Exercise objective — Read the lines of the data below and retrieve those with "issues".

Segment Start: Data to examine

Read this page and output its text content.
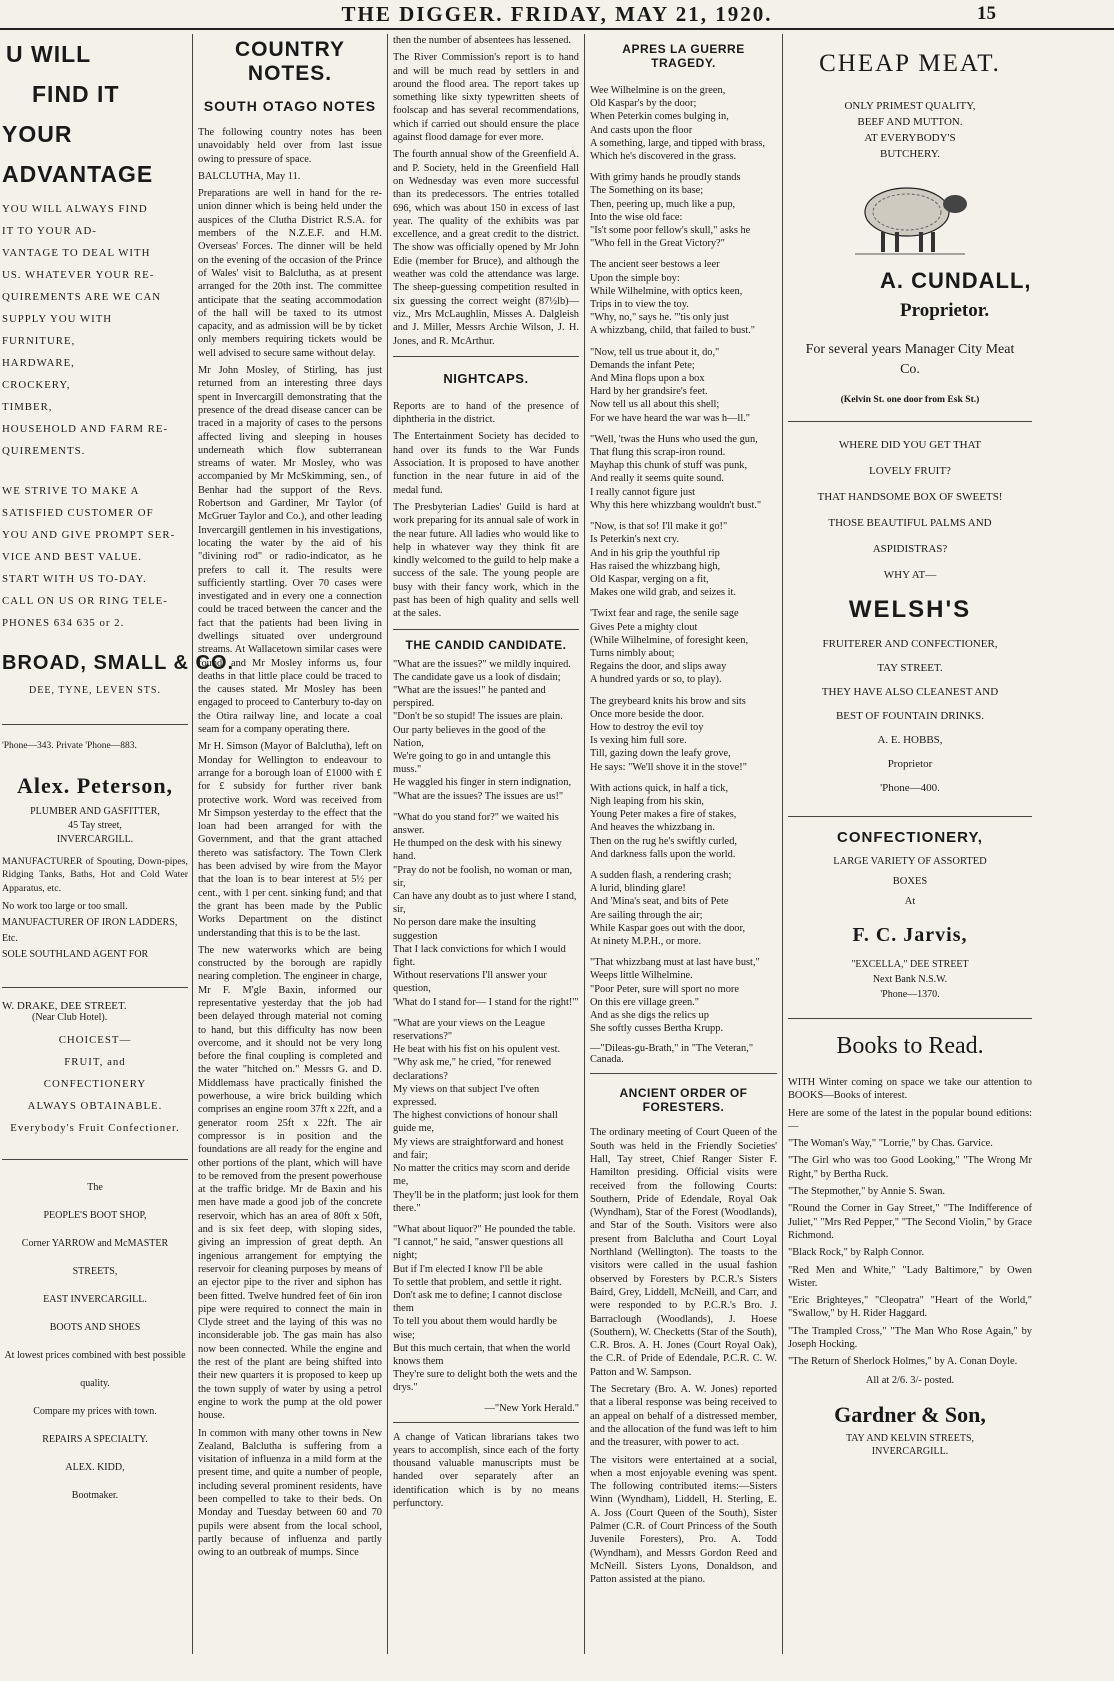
THE DIGGER. FRIDAY, MAY 21, 1920.	15
U WILL
FIND IT
YOUR ADVANTAGE
YOU WILL ALWAYS FIND
IT TO YOUR AD-
VANTAGE TO DEAL WITH
US. WHATEVER YOUR RE-
QUIREMENTS ARE WE CAN
SUPPLY YOU WITH
FURNITURE,
HARDWARE,
CROCKERY,
TIMBER,
HOUSEHOLD AND FARM RE-
QUIREMENTS.
WE STRIVE TO MAKE A
SATISFIED CUSTOMER OF
YOU AND GIVE PROMPT SER-
VICE AND BEST VALUE.
START WITH US TO-DAY.
CALL ON US OR RING TELE-
PHONES 634 635 or 2.
BROAD, SMALL & CO.
DEE, TYNE, LEVEN STS.
'Phone—343. Private 'Phone—883.
Alex. Peterson,
PLUMBER AND GASFITTER,
45 Tay street,
INVERCARGILL.
MANUFACTURER of Spouting, Down-pipes, Ridging Tanks, Baths, Hot and Cold Water Apparatus, etc.
No work too large or too small.
MANUFACTURER OF IRON LADDERS, Etc.
SOLE SOUTHLAND AGENT FOR
W. DRAKE, DEE STREET.
(Near Club Hotel).
CHOICEST—
FRUIT, and
CONFECTIONERY
ALWAYS OBTAINABLE.
Everybody's Fruit Confectioner.
The
PEOPLE'S BOOT SHOP,
Corner YARROW and McMASTER STREETS,
EAST INVERCARGILL.
BOOTS AND SHOES
At lowest prices combined with best possible quality.
Compare my prices with town.
REPAIRS A SPECIALTY.
ALEX. KIDD,
Bootmaker.
COUNTRY NOTES.
SOUTH OTAGO NOTES
The following country notes has been unavoidably held over from last issue owing to pressure of space.
BALCLUTHA, May 11.
Preparations are well in hand for the re-union dinner which is being held under the auspices of the Clutha District R.S.A. for members of the N.Z.E.F. and H.M. Overseas' Forces. The dinner will be held on the evening of the occasion of the Prince of Wales' visit to Balclutha, as at present arranged for the 20th inst. The committee anticipate that the seating accommodation of the hall will be taxed to its utmost capacity, and as admission will be by ticket only members requiring tickets would be well advised to secure same without delay.
Mr John Mosley, of Stirling, has just returned from an interesting three days spent in Invercargill demonstrating that the presence of the dread disease cancer can be traced in a majority of cases to the persons affected living and sleeping in houses underneath which flow subterranean streams of water. Mr Mosley, who was accompanied by Mr McSkimming, sen., of Benhar had the support of the Revs. Robertson and Gardiner, Mr Taylor (of McGruer Taylor and Co.), and other leading Invercargill gentlemen in his investigations, locating the water by the aid of his "divining rod" or radio-indicator, as he prefers to call it. The results were sufficiently startling. Over 70 cases were investigated and in every one a connection could be traced between the cancer and the fact that the patients had been living in dwellings situated over underground streams. At Wallacetown similar cases were found, and Mr Mosley informs us, four deaths in that little place could be traced to the causes stated. Mr Mosley has been engaged to proceed to Canterbury to-day on the Otira railway line, and locate a coal seam for a company operating there.
Mr H. Simson (Mayor of Balclutha), left on Monday for Wellington to endeavour to arrange for a borough loan of £1000 with £ for £ subsidy for further river bank protective work. Word was received from Mr Simpson yesterday to the effect that the loan had been arranged for with the Government, and that the grant attached thereto was satisfactory. The Town Clerk has been advised by wire from the Mayor that the loan is to bear interest at 5½ per cent., with 1 per cent. sinking fund; and that the grant has been made by the Public Works Department on the distinct understanding that this is to be the last.
The new waterworks which are being constructed by the borough are rapidly nearing completion. The engineer in charge, Mr F. M'gle Baxin, informed our representative yesterday that the job had been delayed through material not coming to hand, but this difficulty has now been overcome, and it should not be very long before the final coupling is completed and the water "hitched on." Messrs G. and D. Middlemass have practically finished the powerhouse, a wire brick building which comprises an engine room 37ft x 22ft, and a generator room 25ft x 22ft. The air compressor is in position and the foundations are all ready for the engine and other portions of the plant, which will have to be removed from the present powerhouse at the traffic bridge. Mr de Baxin and his men have made a good job of the concrete reservoir, which has an area of 80ft x 50ft, and is six feet deep, with sloping sides, giving an impression of great depth. An ingenious arrangement for emptying the reservoir for cleaning purposes by means of an ejector pipe to the river and siphon has been fitted. Twelve hundred feet of 6in iron pipe were required to connect the main in Clyde street and the laying of this was no inconsiderable job. The gas main has also now been connected. While the engine and the rest of the plant are being shifted into their new quarters it is proposed to keep up the town supply of water by using a petrol engine to work the pump at the old power house.
In common with many other towns in New Zealand, Balclutha is suffering from a visitation of influenza in a mild form at the present time, and quite a number of people, including several prominent residents, have been compelled to take to their beds. On Monday and Tuesday between 60 and 70 pupils were absent from the local school, partly because of influenza and partly owing to an outbreak of mumps. Since
then the number of absentees has lessened.
The River Commission's report is to hand and will be much read by settlers in and around the flood area. The report takes up something like sixty typewritten sheets of foolscap and has several recommendations, which if carried out should ensure the place against flood damage for ever more.
The fourth annual show of the Greenfield A. and P. Society, held in the Greenfield Hall on Wednesday was even more successful than its predecessors. The entries totalled 696, which was about 150 in excess of last year. The quality of the exhibits was par excellence, and a great credit to the district. The show was officially opened by Mr John Edie (member for Bruce), and although the weather was cold the attendance was large. The sheep-guessing competition resulted in six guessing the correct weight (87½lb)—viz., Mrs McLaughlin, Misses A. Dalgleish and J. Miller, Messrs Archie Wilson, J. H. Jones, and R. McArthur.
NIGHTCAPS.
Reports are to hand of the presence of diphtheria in the district.
The Entertainment Society has decided to hand over its funds to the War Funds Association. It is proposed to have another function in the near future in aid of the medal fund.
The Presbyterian Ladies' Guild is hard at work preparing for its annual sale of work in the near future. All ladies who would like to help in whatever way they think fit are kindly welcomed to the guild to help make a success of the sale. The young people are busy with their fancy work, which in the past has been of high quality and sells well at the sales.
THE CANDID CANDIDATE.
"What are the issues?" we mildly inquired.
The candidate gave us a look of disdain;
"What are the issues!" he panted and perspired.
"Don't be so stupid! The issues are plain.
Our party believes in the good of the Nation,
We're going to go in and untangle this muss."
He waggled his finger in stern indignation,
"What are the issues? The issues are us!"
"What do you stand for?" we waited his answer.
He thumped on the desk with his sinewy hand.
"Pray do not be foolish, no woman or man, sir,
Can have any doubt as to just where I stand, sir,
No person dare make the insulting suggestion
That I lack convictions for which I would fight.
Without reservations I'll answer your question,
'What do I stand for— I stand for the right!'"
"What are your views on the League reservations?"
He beat with his fist on his opulent vest.
"Why ask me," he cried, "for renewed declarations?
My views on that subject I've often expressed.
The highest convictions of honour shall guide me,
My views are straightforward and honest and fair;
No matter the critics may scorn and deride me,
They'll be in the platform; just look for them there."
"What about liquor?" He pounded the table.
"I cannot," he said, "answer questions all night;
But if I'm elected I know I'll be able
To settle that problem, and settle it right.
Don't ask me to define; I cannot disclose them
To tell you about them would hardly be wise;
But this much certain, that when the world knows them
They're sure to delight both the wets and the drys."
—"New York Herald."
A change of Vatican librarians takes two years to accomplish, since each of the forty thousand valuable manuscripts must be handed over separately after an identification which is by no means perfunctory.
APRES LA GUERRE TRAGEDY.
Wee Wilhelmine is on the green,
Old Kaspar's by the door;
When Peterkin comes bulging in,
And casts upon the floor
A something, large, and tipped with brass,
Which he's discovered in the grass.
With grimy hands he proudly stands
The Something on its base;
Then, peering up, much like a pup,
Into the wise old face:
"Is't some poor fellow's skull," asks he
"Who fell in the Great Victory?"
The ancient seer bestows a leer
Upon the simple boy:
While Wilhelmine, with optics keen,
Trips in to view the toy.
"Why, no," says he. "'tis only just
A whizzbang, child, that failed to bust."
"Now, tell us true about it, do,"
Demands the infant Pete;
And Mina flops upon a box
Hard by her grandsire's feet.
Now tell us all about this shell;
For we have heard the war was h—ll."
"Well, 'twas the Huns who used the gun,
That flung this scrap-iron round.
Mayhap this chunk of stuff was punk,
And really it seems quite sound.
I really cannot figure just
Why this here whizzbang wouldn't bust."
"Now, is that so! I'll make it go!"
Is Peterkin's next cry.
And in his grip the youthful rip
Has raised the whizzbang high,
Old Kaspar, verging on a fit,
Makes one wild grab, and seizes it.
'Twixt fear and rage, the senile sage
Gives Pete a mighty clout
(While Wilhelmine, of foresight keen,
Turns nimbly about;
Regains the door, and slips away
A hundred yards or so, to play).
The greybeard knits his brow and sits
Once more beside the door.
How to destroy the evil toy
Is vexing him full sore.
Till, gazing down the leafy grove,
He says: "We'll shove it in the stove!"
With actions quick, in half a tick,
Nigh leaping from his skin,
Young Peter makes a fire of stakes,
And heaves the whizzbang in.
Then on the rug he's swiftly curled,
And darkness falls upon the world.
A sudden flash, a rendering crash;
A lurid, blinding glare!
And 'Mina's seat, and bits of Pete
Are sailing through the air;
While Kaspar goes out with the door,
At ninety M.P.H., or more.
"That whizzbang must at last have bust,"
Weeps little Wilhelmine.
"Poor Peter, sure will sport no more
On this ere village green."
And as she digs the relics up
She softly cusses Bertha Krupp.
—"Dileas-gu-Brath," in "The Veteran," Canada.
ANCIENT ORDER OF FORESTERS.
The ordinary meeting of Court Queen of the South was held in the Friendly Societies' Hall, Tay street, Chief Ranger Sister F. Hamilton presiding. Official visits were received from the following Courts: Southern, Pride of Edendale, Royal Oak (Wyndham), Star of the Forest (Woodlands), and Star of the South. Visitors were also present from Balclutha and Court Loyal Northland (Wellington). The toasts to the visitors were called in the usual fashion observed by Foresters by P.C.R.'s Sisters Baird, Grey, Liddell, McNeill, and Carr, and were responded to by P.C.R.'s Bro. J. Barraclough (Woodlands), J. Hoese (Southern), W. Checketts (Star of the South), C.R. Bros. A. H. Jones (Court Royal Oak), the C.R. of Pride of Edendale, P.C.R. C. W. Patton and W. Sampson.
The Secretary (Bro. A. W. Jones) reported that a liberal response was being received to an appeal on behalf of a distressed member, and the allocation of the fund was left to him and the treasurer, with power to act.
The visitors were entertained at a social, when a most enjoyable evening was spent. The following contributed items:—Sisters Winn (Wyndham), Liddell, H. Sterling, E. A. Joss (Court Queen of the South), Sister Palmer (C.R. of Court Princess of the South Juvenile Foresters), Pro. A. Todd (Wyndham), and Messrs Gordon Reed and McNeill. Sisters Lyons, Donaldson, and Patton assisted at the piano.
CHEAP MEAT.
ONLY PRIMEST QUALITY,
BEEF AND MUTTON.
AT EVERYBODY'S
BUTCHERY.
A. CUNDALL,
Proprietor.
For several years Manager City Meat Co.
(Kelvin St. one door from Esk St.)
WHERE DID YOU GET THAT
LOVELY FRUIT?
THAT HANDSOME BOX OF SWEETS!
THOSE BEAUTIFUL PALMS AND
ASPIDISTRAS?
WHY AT—
WELSH'S
FRUITERER AND CONFECTIONER,
TAY STREET.
THEY HAVE ALSO CLEANEST AND
BEST OF FOUNTAIN DRINKS.
A. E. HOBBS,
Proprietor
'Phone—400.
CONFECTIONERY,
LARGE VARIETY OF ASSORTED
BOXES
At
F. C. Jarvis,
"EXCELLA," DEE STREET
Next Bank N.S.W.
'Phone—1370.
Books to Read.
WITH Winter coming on space we take our attention to BOOKS—Books of interest.
Here are some of the latest in the popular bound editions:—
"The Woman's Way," "Lorrie," by Chas. Garvice.
"The Girl who was too Good Looking," "The Wrong Mr Right," by Bertha Ruck.
"The Stepmother," by Annie S. Swan.
"Round the Corner in Gay Street," "The Indifference of Juliet," "Mrs Red Pepper," "The Second Violin," by Grace Richmond.
"Black Rock," by Ralph Connor.
"Red Men and White," "Lady Baltimore," by Owen Wister.
"Eric Brighteyes," "Cleopatra" "Heart of the World," "Swallow," by H. Rider Haggard.
"The Trampled Cross," "The Man Who Rose Again," by Joseph Hocking.
"The Return of Sherlock Holmes," by A. Conan Doyle.
All at 2/6. 3/- posted.
Gardner & Son,
TAY AND KELVIN STREETS,
INVERCARGILL.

Segment End: Data to examine

Answer to this problem —
"What are the issues?" we mildly inquired.
"What are the issues!" he panted and perspired.
"Don't be so stupid! The issues are plain.
"What are the issues? The issues are us!"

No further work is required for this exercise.